◆ **Exercise instructions**:
Look through the data below and report how many lines include "WOODS". Only the number should be given.

◆ **Exercise material**:
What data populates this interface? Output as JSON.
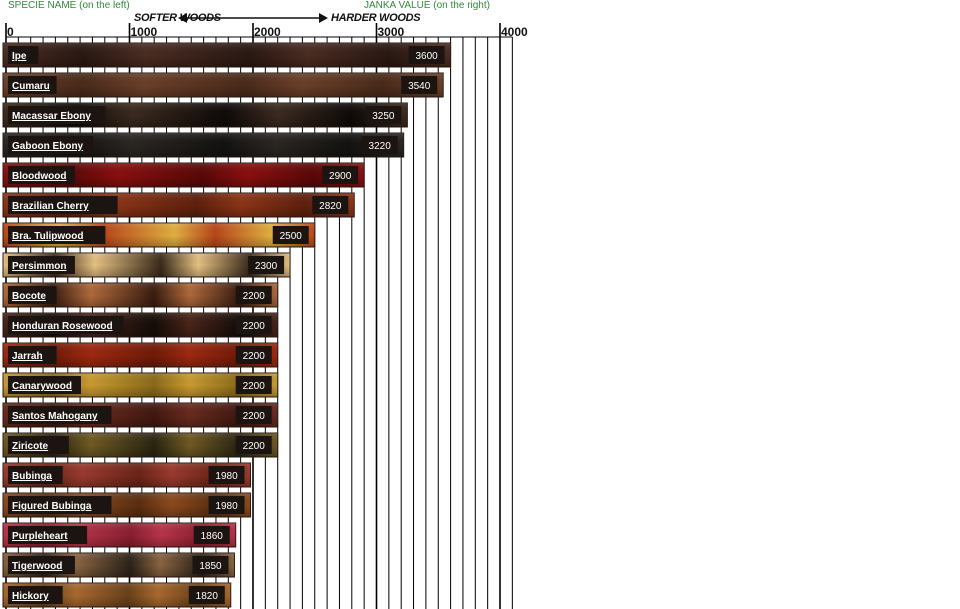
{
  "header": {
    "left_caption": "SPECIE NAME (on the left)",
    "right_caption": "JANKA VALUE (on the right)",
    "softer": "SOFTER WOODS",
    "harder": "HARDER WOODS"
  },
  "colors": {
    "caption": "#2e8b3a",
    "grid": "#000000",
    "label_box": "#1c1410",
    "value_box": "#1c1410"
  },
  "chart_data": {
    "type": "bar",
    "orientation": "horizontal",
    "xlim": [
      0,
      4100
    ],
    "xticks": [
      0,
      1000,
      2000,
      3000,
      4000
    ],
    "gridlines": "every 100",
    "categories": [
      "Ipe",
      "Cumaru",
      "Macassar Ebony",
      "Gaboon Ebony",
      "Bloodwood",
      "Brazilian Cherry",
      "Bra. Tulipwood",
      "Persimmon",
      "Bocote",
      "Honduran Rosewood",
      "Jarrah",
      "Canarywood",
      "Santos Mahogany",
      "Ziricote",
      "Bubinga",
      "Figured Bubinga",
      "Purpleheart",
      "Tigerwood",
      "Hickory"
    ],
    "values": [
      3600,
      3540,
      3250,
      3220,
      2900,
      2820,
      2500,
      2300,
      2200,
      2200,
      2200,
      2200,
      2200,
      2200,
      1980,
      1980,
      1860,
      1850,
      1820
    ],
    "bar_colors": [
      "#4a2c22",
      "#6b3f28",
      "#3b2a1e",
      "#2a2622",
      "#8a0f0f",
      "#8c3416",
      "#b8461a",
      "#e6c182",
      "#b0693a",
      "#4a2418",
      "#9e2810",
      "#c99a30",
      "#6a2a1e",
      "#6f5a22",
      "#9a3a2e",
      "#8c4a1c",
      "#b8344a",
      "#8a6440",
      "#a8692e"
    ],
    "bar_grain": [
      "#2a1812",
      "#4a2a1a",
      "#0e0a08",
      "#141210",
      "#5a0808",
      "#5e200c",
      "#e0b040",
      "#3a2a1a",
      "#3a1c10",
      "#140c08",
      "#701a08",
      "#8a6a18",
      "#401810",
      "#2a2410",
      "#6a2418",
      "#5a2e10",
      "#8a1e30",
      "#2a2218",
      "#6a401a"
    ]
  }
}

◆ **Final result**:
2